▶ _EXERCISE DIRECTIONS_: Pick out each line below containing "Setup".

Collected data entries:
-- START --

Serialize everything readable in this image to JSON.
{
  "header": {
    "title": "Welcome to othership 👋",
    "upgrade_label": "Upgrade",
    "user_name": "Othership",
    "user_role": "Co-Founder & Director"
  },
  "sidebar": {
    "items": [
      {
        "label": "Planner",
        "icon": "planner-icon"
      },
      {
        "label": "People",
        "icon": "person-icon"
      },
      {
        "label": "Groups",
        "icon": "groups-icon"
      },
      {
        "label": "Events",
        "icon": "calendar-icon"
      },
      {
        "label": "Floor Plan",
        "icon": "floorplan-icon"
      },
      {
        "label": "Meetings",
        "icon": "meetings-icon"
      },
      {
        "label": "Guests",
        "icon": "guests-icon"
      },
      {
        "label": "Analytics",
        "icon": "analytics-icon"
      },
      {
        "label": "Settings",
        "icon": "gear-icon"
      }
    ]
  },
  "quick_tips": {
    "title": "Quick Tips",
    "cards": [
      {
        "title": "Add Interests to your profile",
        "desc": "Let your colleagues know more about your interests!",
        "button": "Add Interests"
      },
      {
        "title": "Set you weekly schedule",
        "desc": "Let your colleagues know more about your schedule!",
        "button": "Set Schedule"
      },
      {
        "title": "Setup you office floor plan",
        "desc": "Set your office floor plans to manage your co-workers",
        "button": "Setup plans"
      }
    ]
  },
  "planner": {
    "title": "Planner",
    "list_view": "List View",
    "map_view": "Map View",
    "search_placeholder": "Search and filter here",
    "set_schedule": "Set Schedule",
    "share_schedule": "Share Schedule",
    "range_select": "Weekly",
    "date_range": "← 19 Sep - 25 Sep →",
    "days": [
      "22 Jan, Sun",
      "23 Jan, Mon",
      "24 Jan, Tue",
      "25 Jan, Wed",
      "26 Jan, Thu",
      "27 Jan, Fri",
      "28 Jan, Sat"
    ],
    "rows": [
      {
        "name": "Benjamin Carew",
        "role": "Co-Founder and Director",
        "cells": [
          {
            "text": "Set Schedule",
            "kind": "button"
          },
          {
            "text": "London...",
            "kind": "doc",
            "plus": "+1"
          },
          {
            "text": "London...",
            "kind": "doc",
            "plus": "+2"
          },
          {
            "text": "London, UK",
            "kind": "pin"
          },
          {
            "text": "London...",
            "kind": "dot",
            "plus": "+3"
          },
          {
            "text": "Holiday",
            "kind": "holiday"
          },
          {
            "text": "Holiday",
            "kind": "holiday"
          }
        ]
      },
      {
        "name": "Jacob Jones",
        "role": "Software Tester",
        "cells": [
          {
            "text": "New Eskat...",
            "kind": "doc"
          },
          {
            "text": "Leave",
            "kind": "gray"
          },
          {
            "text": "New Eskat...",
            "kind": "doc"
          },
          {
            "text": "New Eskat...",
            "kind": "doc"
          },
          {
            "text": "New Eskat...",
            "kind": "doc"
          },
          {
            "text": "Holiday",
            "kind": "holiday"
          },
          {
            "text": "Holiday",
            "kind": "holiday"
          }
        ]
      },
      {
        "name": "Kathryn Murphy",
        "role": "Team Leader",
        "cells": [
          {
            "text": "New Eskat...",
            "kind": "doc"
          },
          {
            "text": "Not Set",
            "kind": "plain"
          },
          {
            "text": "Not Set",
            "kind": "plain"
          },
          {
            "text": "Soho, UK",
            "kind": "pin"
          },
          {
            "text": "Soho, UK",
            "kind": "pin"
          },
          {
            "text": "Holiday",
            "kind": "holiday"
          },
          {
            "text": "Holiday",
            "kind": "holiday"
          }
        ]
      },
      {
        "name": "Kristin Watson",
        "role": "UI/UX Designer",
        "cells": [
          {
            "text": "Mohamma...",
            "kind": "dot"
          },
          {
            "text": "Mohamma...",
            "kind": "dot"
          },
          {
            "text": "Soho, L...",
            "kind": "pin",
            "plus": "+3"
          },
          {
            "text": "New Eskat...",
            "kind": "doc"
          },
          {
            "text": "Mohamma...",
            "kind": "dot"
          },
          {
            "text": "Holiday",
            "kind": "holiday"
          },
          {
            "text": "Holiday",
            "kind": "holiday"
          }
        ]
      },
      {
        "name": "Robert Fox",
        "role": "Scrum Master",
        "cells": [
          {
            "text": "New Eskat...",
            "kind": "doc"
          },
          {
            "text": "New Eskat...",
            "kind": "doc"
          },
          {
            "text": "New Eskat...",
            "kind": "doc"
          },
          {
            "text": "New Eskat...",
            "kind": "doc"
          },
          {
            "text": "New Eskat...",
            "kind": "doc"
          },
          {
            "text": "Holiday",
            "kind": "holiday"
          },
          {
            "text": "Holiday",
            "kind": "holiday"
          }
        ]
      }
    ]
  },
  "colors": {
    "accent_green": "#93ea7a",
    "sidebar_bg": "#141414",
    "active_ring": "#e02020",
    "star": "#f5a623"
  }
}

-- END --

▶ _RESPONSE BELOW_:
        "title": "Setup you office floor plan",
        "button": "Setup plans"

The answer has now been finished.